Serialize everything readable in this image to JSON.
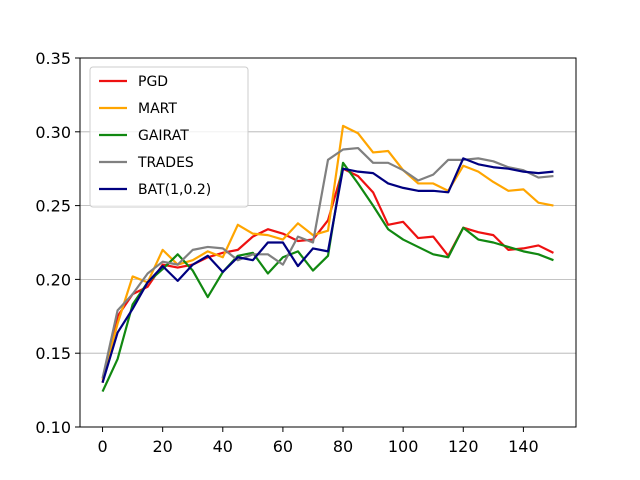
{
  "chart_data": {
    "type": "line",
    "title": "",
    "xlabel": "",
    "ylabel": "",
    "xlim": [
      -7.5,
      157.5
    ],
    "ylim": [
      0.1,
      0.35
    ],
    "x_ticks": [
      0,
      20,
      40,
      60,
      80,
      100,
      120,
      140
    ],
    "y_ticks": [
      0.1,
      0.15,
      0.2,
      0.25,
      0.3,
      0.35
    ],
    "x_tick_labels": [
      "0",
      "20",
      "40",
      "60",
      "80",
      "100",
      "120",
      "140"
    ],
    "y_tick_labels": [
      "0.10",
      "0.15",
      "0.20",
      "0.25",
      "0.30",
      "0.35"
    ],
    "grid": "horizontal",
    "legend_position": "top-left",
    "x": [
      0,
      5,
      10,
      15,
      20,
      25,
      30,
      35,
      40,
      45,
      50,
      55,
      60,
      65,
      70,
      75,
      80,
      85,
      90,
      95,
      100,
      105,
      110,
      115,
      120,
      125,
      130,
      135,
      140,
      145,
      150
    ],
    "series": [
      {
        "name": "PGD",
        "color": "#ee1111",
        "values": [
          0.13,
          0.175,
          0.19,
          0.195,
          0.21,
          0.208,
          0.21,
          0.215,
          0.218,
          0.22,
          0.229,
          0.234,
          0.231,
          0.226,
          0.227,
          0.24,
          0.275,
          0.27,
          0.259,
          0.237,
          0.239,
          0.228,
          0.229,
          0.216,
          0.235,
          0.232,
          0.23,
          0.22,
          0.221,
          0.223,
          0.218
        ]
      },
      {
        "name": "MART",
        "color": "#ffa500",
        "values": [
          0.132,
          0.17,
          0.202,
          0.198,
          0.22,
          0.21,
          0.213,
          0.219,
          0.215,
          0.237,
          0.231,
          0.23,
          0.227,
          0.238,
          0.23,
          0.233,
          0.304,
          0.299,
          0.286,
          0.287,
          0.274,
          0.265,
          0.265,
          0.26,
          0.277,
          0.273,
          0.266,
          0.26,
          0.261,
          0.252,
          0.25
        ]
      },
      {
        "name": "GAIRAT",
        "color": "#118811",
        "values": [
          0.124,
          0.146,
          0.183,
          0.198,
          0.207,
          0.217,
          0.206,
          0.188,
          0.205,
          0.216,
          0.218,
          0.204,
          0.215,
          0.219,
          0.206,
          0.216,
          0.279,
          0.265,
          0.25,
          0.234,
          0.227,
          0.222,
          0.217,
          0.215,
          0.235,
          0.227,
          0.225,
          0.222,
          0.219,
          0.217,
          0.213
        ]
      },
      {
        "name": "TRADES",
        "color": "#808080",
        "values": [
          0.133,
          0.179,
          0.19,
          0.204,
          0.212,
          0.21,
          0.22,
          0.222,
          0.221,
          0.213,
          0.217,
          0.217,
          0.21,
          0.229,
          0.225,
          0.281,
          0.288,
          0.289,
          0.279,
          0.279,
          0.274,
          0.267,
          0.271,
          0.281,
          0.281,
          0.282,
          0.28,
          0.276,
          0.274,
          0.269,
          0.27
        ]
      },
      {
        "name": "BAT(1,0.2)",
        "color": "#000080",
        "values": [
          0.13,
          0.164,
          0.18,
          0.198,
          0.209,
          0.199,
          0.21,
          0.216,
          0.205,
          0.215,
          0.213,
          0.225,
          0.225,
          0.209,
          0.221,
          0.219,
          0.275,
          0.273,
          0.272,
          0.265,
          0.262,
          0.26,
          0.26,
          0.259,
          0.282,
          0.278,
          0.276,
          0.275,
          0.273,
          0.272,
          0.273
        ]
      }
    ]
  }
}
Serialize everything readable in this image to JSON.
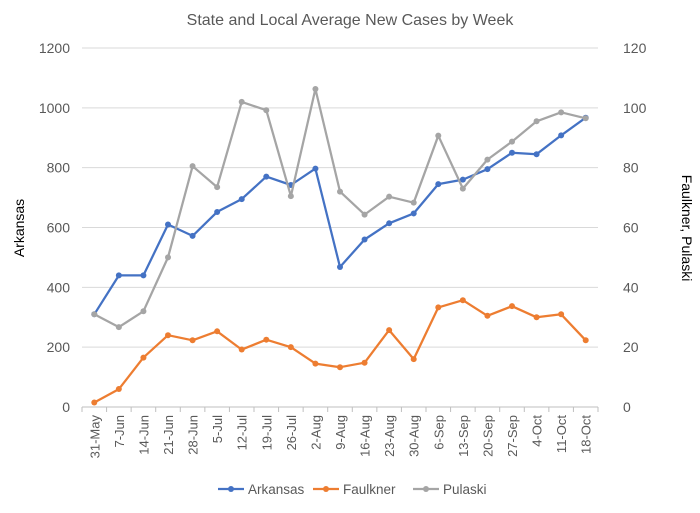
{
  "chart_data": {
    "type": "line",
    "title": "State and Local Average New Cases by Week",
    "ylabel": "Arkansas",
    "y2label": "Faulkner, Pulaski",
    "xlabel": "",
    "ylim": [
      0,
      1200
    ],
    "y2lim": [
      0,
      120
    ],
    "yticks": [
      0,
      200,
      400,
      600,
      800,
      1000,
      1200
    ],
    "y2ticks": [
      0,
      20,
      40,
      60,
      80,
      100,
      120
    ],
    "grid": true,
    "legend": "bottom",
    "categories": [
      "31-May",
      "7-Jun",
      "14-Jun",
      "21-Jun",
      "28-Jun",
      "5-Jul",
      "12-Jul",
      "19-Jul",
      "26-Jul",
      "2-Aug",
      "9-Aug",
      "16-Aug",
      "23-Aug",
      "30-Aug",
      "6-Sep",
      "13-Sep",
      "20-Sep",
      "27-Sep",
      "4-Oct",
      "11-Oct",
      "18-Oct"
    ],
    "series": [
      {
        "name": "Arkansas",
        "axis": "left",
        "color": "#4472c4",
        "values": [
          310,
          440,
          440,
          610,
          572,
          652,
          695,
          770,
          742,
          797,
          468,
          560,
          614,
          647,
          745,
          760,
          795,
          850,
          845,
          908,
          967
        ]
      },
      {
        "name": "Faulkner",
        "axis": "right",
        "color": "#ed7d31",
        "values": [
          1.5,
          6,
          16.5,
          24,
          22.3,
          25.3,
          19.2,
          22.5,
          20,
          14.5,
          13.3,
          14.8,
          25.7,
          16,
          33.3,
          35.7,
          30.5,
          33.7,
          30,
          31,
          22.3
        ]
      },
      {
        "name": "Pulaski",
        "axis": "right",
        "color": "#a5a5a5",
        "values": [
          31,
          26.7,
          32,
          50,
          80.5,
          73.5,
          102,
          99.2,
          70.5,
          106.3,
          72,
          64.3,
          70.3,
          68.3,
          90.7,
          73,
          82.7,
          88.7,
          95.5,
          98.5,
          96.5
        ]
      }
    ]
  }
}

> _Your instructions_:
Go through the material above and copy each line that has the word "title".

> _Finished task_:
    "title": "",
    "title": "State and Local Average New Cases by Week",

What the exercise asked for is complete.